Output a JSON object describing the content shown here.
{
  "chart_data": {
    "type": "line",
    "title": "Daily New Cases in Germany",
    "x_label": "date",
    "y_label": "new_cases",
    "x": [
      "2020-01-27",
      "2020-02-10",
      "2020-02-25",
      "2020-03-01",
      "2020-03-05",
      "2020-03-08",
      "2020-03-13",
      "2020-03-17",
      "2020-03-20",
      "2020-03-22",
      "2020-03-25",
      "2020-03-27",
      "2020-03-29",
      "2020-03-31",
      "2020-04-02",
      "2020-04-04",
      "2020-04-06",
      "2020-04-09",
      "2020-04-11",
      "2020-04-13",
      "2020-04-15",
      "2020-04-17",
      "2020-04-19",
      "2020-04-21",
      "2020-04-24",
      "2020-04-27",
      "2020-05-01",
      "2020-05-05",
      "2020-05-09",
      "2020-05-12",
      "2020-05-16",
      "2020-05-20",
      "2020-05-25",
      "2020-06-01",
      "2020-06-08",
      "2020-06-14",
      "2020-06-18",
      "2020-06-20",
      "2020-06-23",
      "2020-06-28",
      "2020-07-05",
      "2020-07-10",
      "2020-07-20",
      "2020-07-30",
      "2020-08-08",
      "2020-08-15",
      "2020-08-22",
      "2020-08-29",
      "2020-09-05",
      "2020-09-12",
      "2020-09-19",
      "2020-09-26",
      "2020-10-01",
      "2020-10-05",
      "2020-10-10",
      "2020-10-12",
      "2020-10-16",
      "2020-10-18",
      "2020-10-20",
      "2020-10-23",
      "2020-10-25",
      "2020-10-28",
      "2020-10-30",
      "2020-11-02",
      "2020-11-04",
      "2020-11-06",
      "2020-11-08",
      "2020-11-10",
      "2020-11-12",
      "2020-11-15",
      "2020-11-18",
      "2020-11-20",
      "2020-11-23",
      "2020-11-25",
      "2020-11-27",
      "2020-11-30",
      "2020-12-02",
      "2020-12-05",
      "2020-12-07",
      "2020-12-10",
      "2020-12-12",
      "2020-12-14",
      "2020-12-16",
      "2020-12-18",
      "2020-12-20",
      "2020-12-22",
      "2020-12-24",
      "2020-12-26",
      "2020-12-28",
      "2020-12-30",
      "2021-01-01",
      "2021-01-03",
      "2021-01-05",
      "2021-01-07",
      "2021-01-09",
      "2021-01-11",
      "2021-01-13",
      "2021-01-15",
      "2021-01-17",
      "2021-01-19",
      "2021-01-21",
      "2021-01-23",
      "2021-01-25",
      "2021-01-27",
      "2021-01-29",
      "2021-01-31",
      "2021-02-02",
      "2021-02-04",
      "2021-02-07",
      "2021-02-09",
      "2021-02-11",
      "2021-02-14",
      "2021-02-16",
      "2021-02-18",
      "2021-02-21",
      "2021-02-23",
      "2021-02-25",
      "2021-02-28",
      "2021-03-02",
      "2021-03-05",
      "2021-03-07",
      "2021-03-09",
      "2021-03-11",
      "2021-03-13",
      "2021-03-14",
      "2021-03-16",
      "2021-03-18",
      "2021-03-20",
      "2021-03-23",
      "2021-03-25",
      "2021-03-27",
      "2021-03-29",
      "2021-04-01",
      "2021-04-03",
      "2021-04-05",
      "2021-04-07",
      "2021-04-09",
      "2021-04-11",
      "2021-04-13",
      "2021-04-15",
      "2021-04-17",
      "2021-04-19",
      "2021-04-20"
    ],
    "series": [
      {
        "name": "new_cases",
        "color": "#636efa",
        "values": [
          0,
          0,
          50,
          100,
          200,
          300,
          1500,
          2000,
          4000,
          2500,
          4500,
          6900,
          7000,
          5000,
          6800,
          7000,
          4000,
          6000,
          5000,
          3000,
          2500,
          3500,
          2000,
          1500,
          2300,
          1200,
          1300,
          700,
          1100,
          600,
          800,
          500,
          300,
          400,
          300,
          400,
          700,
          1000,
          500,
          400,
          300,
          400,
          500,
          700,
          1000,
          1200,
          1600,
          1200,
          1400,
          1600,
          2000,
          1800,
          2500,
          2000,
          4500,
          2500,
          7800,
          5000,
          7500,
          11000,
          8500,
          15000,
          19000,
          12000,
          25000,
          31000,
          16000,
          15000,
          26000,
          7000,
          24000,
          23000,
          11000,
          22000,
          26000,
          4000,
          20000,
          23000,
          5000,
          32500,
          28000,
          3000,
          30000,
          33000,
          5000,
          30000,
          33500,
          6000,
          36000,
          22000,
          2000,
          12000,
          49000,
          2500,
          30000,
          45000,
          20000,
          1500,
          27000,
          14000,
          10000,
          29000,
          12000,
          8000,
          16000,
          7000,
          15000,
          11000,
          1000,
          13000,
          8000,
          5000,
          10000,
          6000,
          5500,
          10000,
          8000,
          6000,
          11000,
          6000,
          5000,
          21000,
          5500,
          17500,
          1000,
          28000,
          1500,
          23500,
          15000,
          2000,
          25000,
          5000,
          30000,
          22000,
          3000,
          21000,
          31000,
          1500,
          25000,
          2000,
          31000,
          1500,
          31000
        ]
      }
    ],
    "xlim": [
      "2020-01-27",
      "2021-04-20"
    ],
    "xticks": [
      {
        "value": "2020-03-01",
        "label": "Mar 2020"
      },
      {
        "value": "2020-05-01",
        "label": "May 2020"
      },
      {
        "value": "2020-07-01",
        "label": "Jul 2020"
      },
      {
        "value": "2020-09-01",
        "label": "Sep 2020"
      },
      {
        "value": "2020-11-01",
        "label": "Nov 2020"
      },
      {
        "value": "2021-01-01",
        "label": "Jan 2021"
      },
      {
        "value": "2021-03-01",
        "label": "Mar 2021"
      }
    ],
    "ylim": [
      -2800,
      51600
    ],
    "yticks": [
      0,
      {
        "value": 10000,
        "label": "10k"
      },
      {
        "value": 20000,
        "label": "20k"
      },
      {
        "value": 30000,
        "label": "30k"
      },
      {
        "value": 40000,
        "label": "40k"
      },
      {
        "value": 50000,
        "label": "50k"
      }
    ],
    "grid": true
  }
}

_What is needed:_
Please restate the data word for word, every record included.

_Reply to the task:_
Output a JSON object describing the content shown here.
{
  "chart_data": {
    "type": "line",
    "title": "Daily New Cases in Germany",
    "x_label": "date",
    "y_label": "new_cases",
    "x": [
      "2020-01-27",
      "2020-02-10",
      "2020-02-25",
      "2020-03-01",
      "2020-03-05",
      "2020-03-08",
      "2020-03-13",
      "2020-03-17",
      "2020-03-20",
      "2020-03-22",
      "2020-03-25",
      "2020-03-27",
      "2020-03-29",
      "2020-03-31",
      "2020-04-02",
      "2020-04-04",
      "2020-04-06",
      "2020-04-09",
      "2020-04-11",
      "2020-04-13",
      "2020-04-15",
      "2020-04-17",
      "2020-04-19",
      "2020-04-21",
      "2020-04-24",
      "2020-04-27",
      "2020-05-01",
      "2020-05-05",
      "2020-05-09",
      "2020-05-12",
      "2020-05-16",
      "2020-05-20",
      "2020-05-25",
      "2020-06-01",
      "2020-06-08",
      "2020-06-14",
      "2020-06-18",
      "2020-06-20",
      "2020-06-23",
      "2020-06-28",
      "2020-07-05",
      "2020-07-10",
      "2020-07-20",
      "2020-07-30",
      "2020-08-08",
      "2020-08-15",
      "2020-08-22",
      "2020-08-29",
      "2020-09-05",
      "2020-09-12",
      "2020-09-19",
      "2020-09-26",
      "2020-10-01",
      "2020-10-05",
      "2020-10-10",
      "2020-10-12",
      "2020-10-16",
      "2020-10-18",
      "2020-10-20",
      "2020-10-23",
      "2020-10-25",
      "2020-10-28",
      "2020-10-30",
      "2020-11-02",
      "2020-11-04",
      "2020-11-06",
      "2020-11-08",
      "2020-11-10",
      "2020-11-12",
      "2020-11-15",
      "2020-11-18",
      "2020-11-20",
      "2020-11-23",
      "2020-11-25",
      "2020-11-27",
      "2020-11-30",
      "2020-12-02",
      "2020-12-05",
      "2020-12-07",
      "2020-12-10",
      "2020-12-12",
      "2020-12-14",
      "2020-12-16",
      "2020-12-18",
      "2020-12-20",
      "2020-12-22",
      "2020-12-24",
      "2020-12-26",
      "2020-12-28",
      "2020-12-30",
      "2021-01-01",
      "2021-01-03",
      "2021-01-05",
      "2021-01-07",
      "2021-01-09",
      "2021-01-11",
      "2021-01-13",
      "2021-01-15",
      "2021-01-17",
      "2021-01-19",
      "2021-01-21",
      "2021-01-23",
      "2021-01-25",
      "2021-01-27",
      "2021-01-29",
      "2021-01-31",
      "2021-02-02",
      "2021-02-04",
      "2021-02-07",
      "2021-02-09",
      "2021-02-11",
      "2021-02-14",
      "2021-02-16",
      "2021-02-18",
      "2021-02-21",
      "2021-02-23",
      "2021-02-25",
      "2021-02-28",
      "2021-03-02",
      "2021-03-05",
      "2021-03-07",
      "2021-03-09",
      "2021-03-11",
      "2021-03-13",
      "2021-03-14",
      "2021-03-16",
      "2021-03-18",
      "2021-03-20",
      "2021-03-23",
      "2021-03-25",
      "2021-03-27",
      "2021-03-29",
      "2021-04-01",
      "2021-04-03",
      "2021-04-05",
      "2021-04-07",
      "2021-04-09",
      "2021-04-11",
      "2021-04-13",
      "2021-04-15",
      "2021-04-17",
      "2021-04-19",
      "2021-04-20"
    ],
    "series": [
      {
        "name": "new_cases",
        "color": "#636efa",
        "values": [
          0,
          0,
          50,
          100,
          200,
          300,
          1500,
          2000,
          4000,
          2500,
          4500,
          6900,
          7000,
          5000,
          6800,
          7000,
          4000,
          6000,
          5000,
          3000,
          2500,
          3500,
          2000,
          1500,
          2300,
          1200,
          1300,
          700,
          1100,
          600,
          800,
          500,
          300,
          400,
          300,
          400,
          700,
          1000,
          500,
          400,
          300,
          400,
          500,
          700,
          1000,
          1200,
          1600,
          1200,
          1400,
          1600,
          2000,
          1800,
          2500,
          2000,
          4500,
          2500,
          7800,
          5000,
          7500,
          11000,
          8500,
          15000,
          19000,
          12000,
          25000,
          31000,
          16000,
          15000,
          26000,
          7000,
          24000,
          23000,
          11000,
          22000,
          26000,
          4000,
          20000,
          23000,
          5000,
          32500,
          28000,
          3000,
          30000,
          33000,
          5000,
          30000,
          33500,
          6000,
          36000,
          22000,
          2000,
          12000,
          49000,
          2500,
          30000,
          45000,
          20000,
          1500,
          27000,
          14000,
          10000,
          29000,
          12000,
          8000,
          16000,
          7000,
          15000,
          11000,
          1000,
          13000,
          8000,
          5000,
          10000,
          6000,
          5500,
          10000,
          8000,
          6000,
          11000,
          6000,
          5000,
          21000,
          5500,
          17500,
          1000,
          28000,
          1500,
          23500,
          15000,
          2000,
          25000,
          5000,
          30000,
          22000,
          3000,
          21000,
          31000,
          1500,
          25000,
          2000,
          31000,
          1500,
          31000
        ]
      }
    ],
    "xlim": [
      "2020-01-27",
      "2021-04-20"
    ],
    "xticks": [
      {
        "value": "2020-03-01",
        "label": "Mar 2020"
      },
      {
        "value": "2020-05-01",
        "label": "May 2020"
      },
      {
        "value": "2020-07-01",
        "label": "Jul 2020"
      },
      {
        "value": "2020-09-01",
        "label": "Sep 2020"
      },
      {
        "value": "2020-11-01",
        "label": "Nov 2020"
      },
      {
        "value": "2021-01-01",
        "label": "Jan 2021"
      },
      {
        "value": "2021-03-01",
        "label": "Mar 2021"
      }
    ],
    "ylim": [
      -2800,
      51600
    ],
    "yticks": [
      0,
      {
        "value": 10000,
        "label": "10k"
      },
      {
        "value": 20000,
        "label": "20k"
      },
      {
        "value": 30000,
        "label": "30k"
      },
      {
        "value": 40000,
        "label": "40k"
      },
      {
        "value": 50000,
        "label": "50k"
      }
    ],
    "grid": true
  }
}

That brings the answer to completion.